--- START ---

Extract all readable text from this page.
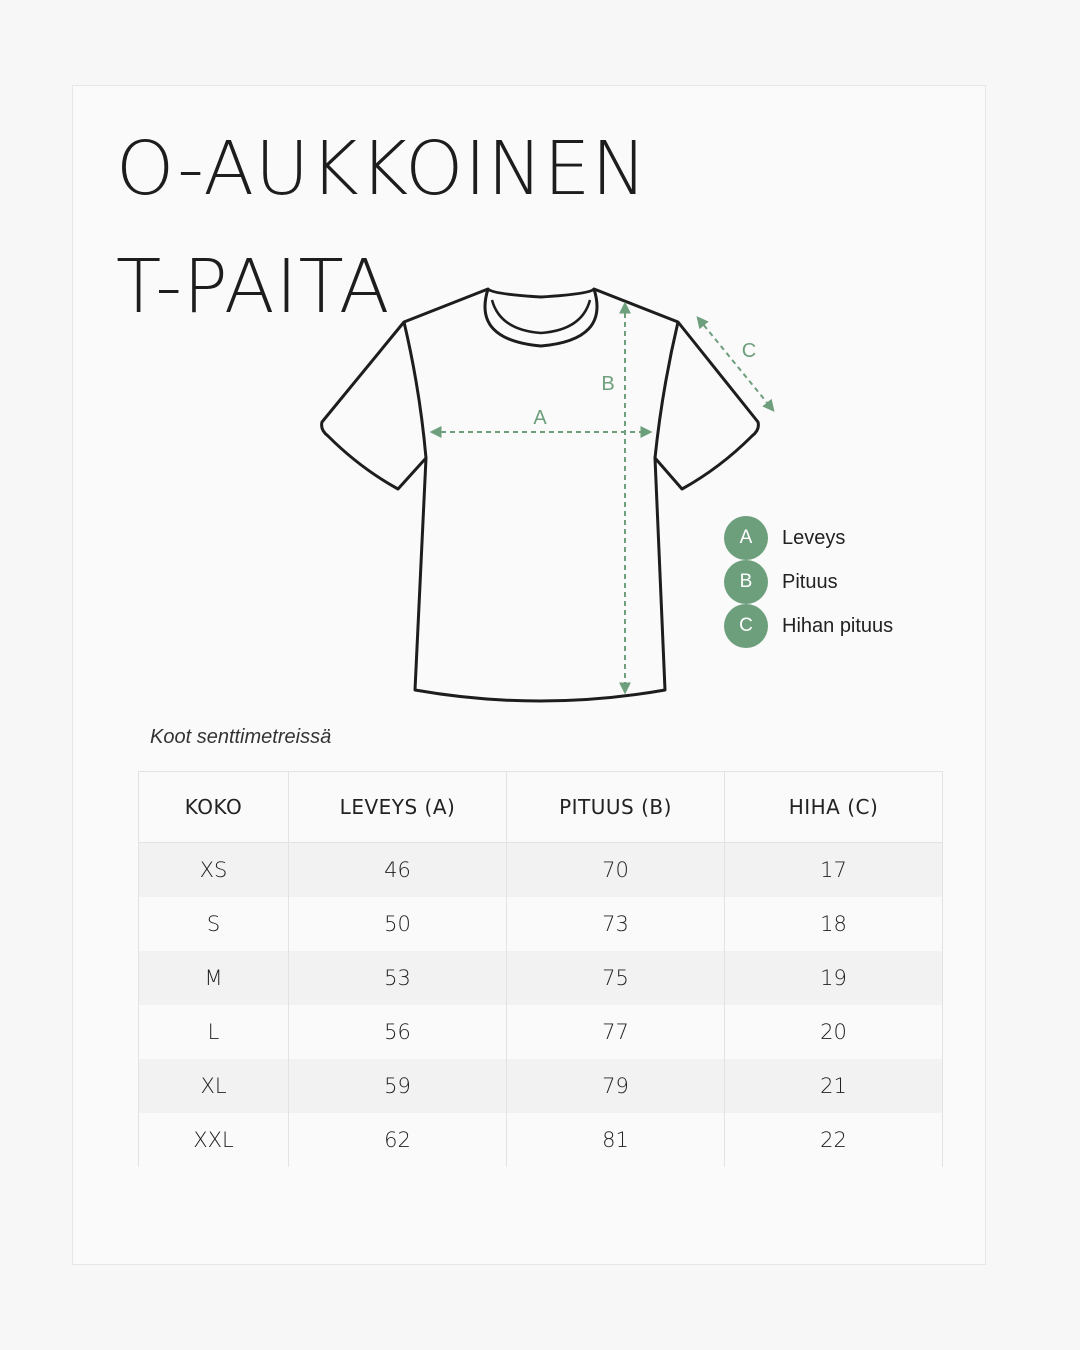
O-AUKKOINEN
T-PAITA
A
B
C
A	Leveys
B	Pituus
C	Hihan pituus
Koot senttimetreissä
KOKO	LEVEYS (A)	PITUUS (B)	HIHA (C)
XS	46	70	17
S	50	73	18
M	53	75	19
L	56	77	20
XL	59	79	21
XXL	62	81	22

--- END ---

[WHAT IS NEEDED]
Without including the pictures, reproduce all entries exactly.

[RESPONSE BELOW]
Extract all readable text from this page.
O-AUKKOINEN
T-PAITA
A
B
C
A	Leveys
B	Pituus
C	Hihan pituus
Koot senttimetreissä
KOKO	LEVEYS (A)	PITUUS (B)	HIHA (C)
XS	46	70	17
S	50	73	18
M	53	75	19
L	56	77	20
XL	59	79	21
XXL	62	81	22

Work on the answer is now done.